### THE PROBLEM
Copy out every line of the items below without changing a single character.

### DATASET EXCERPTS
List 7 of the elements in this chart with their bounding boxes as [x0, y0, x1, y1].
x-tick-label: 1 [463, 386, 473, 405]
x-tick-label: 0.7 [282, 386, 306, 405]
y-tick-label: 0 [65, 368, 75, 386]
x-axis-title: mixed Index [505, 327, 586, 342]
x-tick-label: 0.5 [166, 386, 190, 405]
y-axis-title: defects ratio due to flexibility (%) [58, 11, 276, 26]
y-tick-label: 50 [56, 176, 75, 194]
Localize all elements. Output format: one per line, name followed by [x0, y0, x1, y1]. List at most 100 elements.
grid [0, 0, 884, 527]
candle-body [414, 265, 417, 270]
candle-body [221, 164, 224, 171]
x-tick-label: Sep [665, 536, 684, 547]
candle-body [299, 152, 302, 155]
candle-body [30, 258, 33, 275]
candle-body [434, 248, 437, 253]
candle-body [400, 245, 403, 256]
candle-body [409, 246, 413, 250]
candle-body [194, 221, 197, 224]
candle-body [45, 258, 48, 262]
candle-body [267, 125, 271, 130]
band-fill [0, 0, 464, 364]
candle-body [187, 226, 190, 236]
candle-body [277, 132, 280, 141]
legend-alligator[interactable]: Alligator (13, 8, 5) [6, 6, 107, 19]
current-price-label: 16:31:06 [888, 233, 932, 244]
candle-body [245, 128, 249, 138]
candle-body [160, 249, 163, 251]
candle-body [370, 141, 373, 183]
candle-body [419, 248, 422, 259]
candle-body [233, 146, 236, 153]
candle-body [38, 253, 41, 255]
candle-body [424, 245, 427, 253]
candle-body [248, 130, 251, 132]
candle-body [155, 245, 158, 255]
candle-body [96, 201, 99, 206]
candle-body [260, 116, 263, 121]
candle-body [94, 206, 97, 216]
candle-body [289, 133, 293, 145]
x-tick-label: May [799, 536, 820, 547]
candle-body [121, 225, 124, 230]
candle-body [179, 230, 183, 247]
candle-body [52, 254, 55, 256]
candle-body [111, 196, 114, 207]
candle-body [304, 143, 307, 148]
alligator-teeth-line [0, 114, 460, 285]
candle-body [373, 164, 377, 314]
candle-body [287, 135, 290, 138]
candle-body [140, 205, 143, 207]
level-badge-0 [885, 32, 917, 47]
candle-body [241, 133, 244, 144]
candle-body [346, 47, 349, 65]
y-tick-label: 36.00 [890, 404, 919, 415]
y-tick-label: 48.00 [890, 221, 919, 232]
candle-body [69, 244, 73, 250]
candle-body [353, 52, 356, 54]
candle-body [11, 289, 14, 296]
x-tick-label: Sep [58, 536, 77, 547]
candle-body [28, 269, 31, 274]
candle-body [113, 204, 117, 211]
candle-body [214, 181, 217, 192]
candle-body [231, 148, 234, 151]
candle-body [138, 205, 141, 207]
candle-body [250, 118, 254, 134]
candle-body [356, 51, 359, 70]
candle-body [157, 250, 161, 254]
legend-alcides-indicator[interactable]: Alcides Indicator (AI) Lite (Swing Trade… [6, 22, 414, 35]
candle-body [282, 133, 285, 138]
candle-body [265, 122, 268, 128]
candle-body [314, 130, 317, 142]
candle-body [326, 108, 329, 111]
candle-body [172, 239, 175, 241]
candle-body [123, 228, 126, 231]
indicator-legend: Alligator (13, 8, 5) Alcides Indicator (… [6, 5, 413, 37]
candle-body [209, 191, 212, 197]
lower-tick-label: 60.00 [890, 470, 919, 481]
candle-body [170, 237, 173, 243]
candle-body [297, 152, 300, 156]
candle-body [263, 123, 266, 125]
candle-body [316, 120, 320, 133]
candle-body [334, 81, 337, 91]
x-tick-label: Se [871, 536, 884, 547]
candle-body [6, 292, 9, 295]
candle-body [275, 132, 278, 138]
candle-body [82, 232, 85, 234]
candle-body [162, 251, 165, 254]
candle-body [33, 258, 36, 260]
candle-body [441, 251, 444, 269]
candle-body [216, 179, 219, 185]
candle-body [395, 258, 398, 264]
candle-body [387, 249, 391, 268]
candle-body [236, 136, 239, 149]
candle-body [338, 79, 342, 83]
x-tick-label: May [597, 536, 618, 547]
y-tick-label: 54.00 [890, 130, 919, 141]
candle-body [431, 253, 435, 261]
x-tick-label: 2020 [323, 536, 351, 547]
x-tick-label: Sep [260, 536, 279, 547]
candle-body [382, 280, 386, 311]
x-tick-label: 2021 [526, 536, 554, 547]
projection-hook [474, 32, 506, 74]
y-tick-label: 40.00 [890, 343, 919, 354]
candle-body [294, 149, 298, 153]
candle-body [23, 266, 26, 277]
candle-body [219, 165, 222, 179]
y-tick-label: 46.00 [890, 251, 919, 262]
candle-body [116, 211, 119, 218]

### EXERCISE RESULT
List 7 of the elements in this chart with their bounding boxes as [x0, y0, x1, y1].
x-tick-label: 1 [463, 386, 473, 405]
x-tick-label: 0.7 [282, 386, 306, 405]
y-tick-label: 0 [65, 368, 75, 386]
x-axis-title: mixed Index [505, 327, 586, 342]
x-tick-label: 0.5 [166, 386, 190, 405]
y-axis-title: defects ratio due to flexibility (%) [58, 11, 276, 26]
y-tick-label: 50 [56, 176, 75, 194]
Localize all elements. Output format: one per line, name followed by [x0, y0, x1, y1]. List at most 100 elements.
grid [0, 0, 884, 527]
candle-body [414, 265, 417, 270]
candle-body [221, 164, 224, 171]
x-tick-label: Sep [665, 536, 684, 547]
candle-body [299, 152, 302, 155]
candle-body [30, 258, 33, 275]
candle-body [434, 248, 437, 253]
candle-body [400, 245, 403, 256]
candle-body [409, 246, 413, 250]
candle-body [194, 221, 197, 224]
candle-body [45, 258, 48, 262]
candle-body [267, 125, 271, 130]
band-fill [0, 0, 464, 364]
candle-body [187, 226, 190, 236]
candle-body [277, 132, 280, 141]
legend-alligator[interactable]: Alligator (13, 8, 5) [6, 6, 107, 19]
current-price-label: 16:31:06 [888, 233, 932, 244]
candle-body [245, 128, 249, 138]
candle-body [160, 249, 163, 251]
candle-body [370, 141, 373, 183]
candle-body [419, 248, 422, 259]
candle-body [233, 146, 236, 153]
candle-body [38, 253, 41, 255]
candle-body [424, 245, 427, 253]
candle-body [248, 130, 251, 132]
candle-body [155, 245, 158, 255]
candle-body [96, 201, 99, 206]
candle-body [260, 116, 263, 121]
candle-body [94, 206, 97, 216]
candle-body [289, 133, 293, 145]
x-tick-label: May [799, 536, 820, 547]
candle-body [121, 225, 124, 230]
candle-body [179, 230, 183, 247]
candle-body [52, 254, 55, 256]
candle-body [111, 196, 114, 207]
candle-body [304, 143, 307, 148]
alligator-teeth-line [0, 114, 460, 285]
candle-body [373, 164, 377, 314]
candle-body [287, 135, 290, 138]
candle-body [140, 205, 143, 207]
level-badge-0 [885, 32, 917, 47]
candle-body [241, 133, 244, 144]
candle-body [346, 47, 349, 65]
y-tick-label: 36.00 [890, 404, 919, 415]
y-tick-label: 48.00 [890, 221, 919, 232]
candle-body [69, 244, 73, 250]
candle-body [353, 52, 356, 54]
candle-body [11, 289, 14, 296]
x-tick-label: Sep [58, 536, 77, 547]
candle-body [28, 269, 31, 274]
candle-body [113, 204, 117, 211]
candle-body [214, 181, 217, 192]
candle-body [231, 148, 234, 151]
candle-body [138, 205, 141, 207]
candle-body [250, 118, 254, 134]
candle-body [356, 51, 359, 70]
candle-body [157, 250, 161, 254]
legend-alcides-indicator[interactable]: Alcides Indicator (AI) Lite (Swing Trade… [6, 22, 414, 35]
candle-body [282, 133, 285, 138]
candle-body [265, 122, 268, 128]
candle-body [314, 130, 317, 142]
candle-body [326, 108, 329, 111]
candle-body [172, 239, 175, 241]
candle-body [123, 228, 126, 231]
indicator-legend: Alligator (13, 8, 5) Alcides Indicator (… [6, 5, 413, 37]
candle-body [209, 191, 212, 197]
lower-tick-label: 60.00 [890, 470, 919, 481]
candle-body [170, 237, 173, 243]
candle-body [297, 152, 300, 156]
candle-body [263, 123, 266, 125]
candle-body [316, 120, 320, 133]
candle-body [334, 81, 337, 91]
x-tick-label: Se [871, 536, 884, 547]
candle-body [6, 292, 9, 295]
candle-body [275, 132, 278, 138]
candle-body [82, 232, 85, 234]
candle-body [162, 251, 165, 254]
candle-body [33, 258, 36, 260]
candle-body [441, 251, 444, 269]
candle-body [216, 179, 219, 185]
candle-body [395, 258, 398, 264]
candle-body [387, 249, 391, 268]
candle-body [236, 136, 239, 149]
candle-body [338, 79, 342, 83]
x-tick-label: May [597, 536, 618, 547]
y-tick-label: 54.00 [890, 130, 919, 141]
candle-body [431, 253, 435, 261]
x-tick-label: 2020 [323, 536, 351, 547]
x-tick-label: Sep [260, 536, 279, 547]
candle-body [382, 280, 386, 311]
x-tick-label: 2021 [526, 536, 554, 547]
projection-hook [474, 32, 506, 74]
y-tick-label: 40.00 [890, 343, 919, 354]
candle-body [294, 149, 298, 153]
candle-body [23, 266, 26, 277]
candle-body [219, 165, 222, 179]
y-tick-label: 46.00 [890, 251, 919, 262]
candle-body [116, 211, 119, 218]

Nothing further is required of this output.